Records from a dataset
++++++++++

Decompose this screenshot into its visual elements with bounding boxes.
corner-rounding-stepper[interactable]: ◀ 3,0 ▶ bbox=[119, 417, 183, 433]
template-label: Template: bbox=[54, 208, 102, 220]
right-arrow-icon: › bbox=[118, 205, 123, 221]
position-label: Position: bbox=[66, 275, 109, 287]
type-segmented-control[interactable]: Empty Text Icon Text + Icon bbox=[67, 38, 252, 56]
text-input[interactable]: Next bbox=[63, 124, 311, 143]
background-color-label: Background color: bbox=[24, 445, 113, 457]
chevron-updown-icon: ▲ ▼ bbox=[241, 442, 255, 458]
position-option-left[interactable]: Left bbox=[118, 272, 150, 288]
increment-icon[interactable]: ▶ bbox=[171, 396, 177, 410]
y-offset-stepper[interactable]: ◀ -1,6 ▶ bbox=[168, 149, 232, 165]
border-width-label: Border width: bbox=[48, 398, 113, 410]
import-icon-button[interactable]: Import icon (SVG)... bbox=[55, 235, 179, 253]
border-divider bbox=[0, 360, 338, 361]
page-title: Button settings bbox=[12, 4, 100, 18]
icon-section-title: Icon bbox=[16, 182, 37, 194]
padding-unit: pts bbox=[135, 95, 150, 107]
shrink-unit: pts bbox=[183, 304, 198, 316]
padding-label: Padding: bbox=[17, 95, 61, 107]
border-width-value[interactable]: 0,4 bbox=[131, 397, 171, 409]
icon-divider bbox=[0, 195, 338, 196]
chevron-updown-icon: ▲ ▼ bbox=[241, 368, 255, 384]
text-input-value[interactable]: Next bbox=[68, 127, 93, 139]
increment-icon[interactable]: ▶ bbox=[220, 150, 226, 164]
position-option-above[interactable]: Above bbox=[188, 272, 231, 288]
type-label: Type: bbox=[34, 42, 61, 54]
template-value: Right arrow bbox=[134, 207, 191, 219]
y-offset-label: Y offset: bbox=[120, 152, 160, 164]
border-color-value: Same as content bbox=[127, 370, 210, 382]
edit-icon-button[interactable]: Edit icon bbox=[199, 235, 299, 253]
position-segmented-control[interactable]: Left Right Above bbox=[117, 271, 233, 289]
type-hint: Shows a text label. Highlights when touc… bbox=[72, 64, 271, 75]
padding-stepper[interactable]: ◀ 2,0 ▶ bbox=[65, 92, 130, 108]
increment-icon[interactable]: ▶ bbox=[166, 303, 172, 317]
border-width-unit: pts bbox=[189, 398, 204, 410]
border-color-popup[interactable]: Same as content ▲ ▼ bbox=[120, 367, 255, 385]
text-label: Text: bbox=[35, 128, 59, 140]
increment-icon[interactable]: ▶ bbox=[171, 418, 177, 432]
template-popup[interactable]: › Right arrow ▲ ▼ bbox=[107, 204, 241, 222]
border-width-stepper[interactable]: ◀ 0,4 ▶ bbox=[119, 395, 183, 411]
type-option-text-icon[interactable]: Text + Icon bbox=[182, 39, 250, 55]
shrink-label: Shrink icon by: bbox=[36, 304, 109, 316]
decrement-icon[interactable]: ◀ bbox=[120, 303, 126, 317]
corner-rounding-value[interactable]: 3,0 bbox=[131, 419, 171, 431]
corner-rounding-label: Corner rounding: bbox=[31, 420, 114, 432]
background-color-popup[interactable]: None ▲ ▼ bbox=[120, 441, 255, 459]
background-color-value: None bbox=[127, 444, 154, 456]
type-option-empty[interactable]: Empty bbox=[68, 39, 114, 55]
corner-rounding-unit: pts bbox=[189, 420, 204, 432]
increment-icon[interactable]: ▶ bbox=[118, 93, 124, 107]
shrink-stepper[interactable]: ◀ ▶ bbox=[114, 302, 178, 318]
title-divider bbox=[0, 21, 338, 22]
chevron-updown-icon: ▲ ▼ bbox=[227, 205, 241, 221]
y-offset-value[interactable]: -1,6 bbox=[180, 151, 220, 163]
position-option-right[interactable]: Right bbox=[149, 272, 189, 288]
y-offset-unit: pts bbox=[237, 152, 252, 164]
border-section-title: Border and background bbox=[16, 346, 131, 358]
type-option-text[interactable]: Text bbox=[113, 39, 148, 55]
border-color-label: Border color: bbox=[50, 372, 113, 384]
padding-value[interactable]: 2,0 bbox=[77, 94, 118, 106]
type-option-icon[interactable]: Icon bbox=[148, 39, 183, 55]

++++++++++

Reproduce every line of the listing above without any changes.

Decompose this screenshot into its visual elements with bounding boxes.
corner-rounding-stepper[interactable]: ◀ 3,0 ▶ bbox=[119, 417, 183, 433]
template-label: Template: bbox=[54, 208, 102, 220]
right-arrow-icon: › bbox=[118, 205, 123, 221]
position-label: Position: bbox=[66, 275, 109, 287]
type-segmented-control[interactable]: Empty Text Icon Text + Icon bbox=[67, 38, 252, 56]
text-input[interactable]: Next bbox=[63, 124, 311, 143]
background-color-label: Background color: bbox=[24, 445, 113, 457]
chevron-updown-icon: ▲ ▼ bbox=[241, 442, 255, 458]
position-option-left[interactable]: Left bbox=[118, 272, 150, 288]
increment-icon[interactable]: ▶ bbox=[171, 396, 177, 410]
y-offset-stepper[interactable]: ◀ -1,6 ▶ bbox=[168, 149, 232, 165]
border-width-label: Border width: bbox=[48, 398, 113, 410]
import-icon-button[interactable]: Import icon (SVG)... bbox=[55, 235, 179, 253]
border-divider bbox=[0, 360, 338, 361]
page-title: Button settings bbox=[12, 4, 100, 18]
icon-section-title: Icon bbox=[16, 182, 37, 194]
padding-unit: pts bbox=[135, 95, 150, 107]
shrink-unit: pts bbox=[183, 304, 198, 316]
padding-label: Padding: bbox=[17, 95, 61, 107]
border-width-value[interactable]: 0,4 bbox=[131, 397, 171, 409]
icon-divider bbox=[0, 195, 338, 196]
chevron-updown-icon: ▲ ▼ bbox=[241, 368, 255, 384]
text-input-value[interactable]: Next bbox=[68, 127, 93, 139]
increment-icon[interactable]: ▶ bbox=[220, 150, 226, 164]
position-option-above[interactable]: Above bbox=[188, 272, 231, 288]
type-label: Type: bbox=[34, 42, 61, 54]
template-value: Right arrow bbox=[134, 207, 191, 219]
y-offset-label: Y offset: bbox=[120, 152, 160, 164]
border-color-value: Same as content bbox=[127, 370, 210, 382]
edit-icon-button[interactable]: Edit icon bbox=[199, 235, 299, 253]
position-segmented-control[interactable]: Left Right Above bbox=[117, 271, 233, 289]
type-hint: Shows a text label. Highlights when touc… bbox=[72, 64, 271, 75]
padding-stepper[interactable]: ◀ 2,0 ▶ bbox=[65, 92, 130, 108]
increment-icon[interactable]: ▶ bbox=[166, 303, 172, 317]
border-width-unit: pts bbox=[189, 398, 204, 410]
border-color-popup[interactable]: Same as content ▲ ▼ bbox=[120, 367, 255, 385]
text-label: Text: bbox=[35, 128, 59, 140]
increment-icon[interactable]: ▶ bbox=[171, 418, 177, 432]
template-popup[interactable]: › Right arrow ▲ ▼ bbox=[107, 204, 241, 222]
border-width-stepper[interactable]: ◀ 0,4 ▶ bbox=[119, 395, 183, 411]
type-option-text-icon[interactable]: Text + Icon bbox=[182, 39, 250, 55]
shrink-label: Shrink icon by: bbox=[36, 304, 109, 316]
decrement-icon[interactable]: ◀ bbox=[120, 303, 126, 317]
corner-rounding-value[interactable]: 3,0 bbox=[131, 419, 171, 431]
corner-rounding-label: Corner rounding: bbox=[31, 420, 114, 432]
background-color-popup[interactable]: None ▲ ▼ bbox=[120, 441, 255, 459]
background-color-value: None bbox=[127, 444, 154, 456]
type-option-empty[interactable]: Empty bbox=[68, 39, 114, 55]
corner-rounding-unit: pts bbox=[189, 420, 204, 432]
increment-icon[interactable]: ▶ bbox=[118, 93, 124, 107]
shrink-stepper[interactable]: ◀ ▶ bbox=[114, 302, 178, 318]
title-divider bbox=[0, 21, 338, 22]
chevron-updown-icon: ▲ ▼ bbox=[227, 205, 241, 221]
y-offset-value[interactable]: -1,6 bbox=[180, 151, 220, 163]
position-option-right[interactable]: Right bbox=[149, 272, 189, 288]
y-offset-unit: pts bbox=[237, 152, 252, 164]
border-section-title: Border and background bbox=[16, 346, 131, 358]
type-option-text[interactable]: Text bbox=[113, 39, 148, 55]
border-color-label: Border color: bbox=[50, 372, 113, 384]
padding-value[interactable]: 2,0 bbox=[77, 94, 118, 106]
type-option-icon[interactable]: Icon bbox=[148, 39, 183, 55]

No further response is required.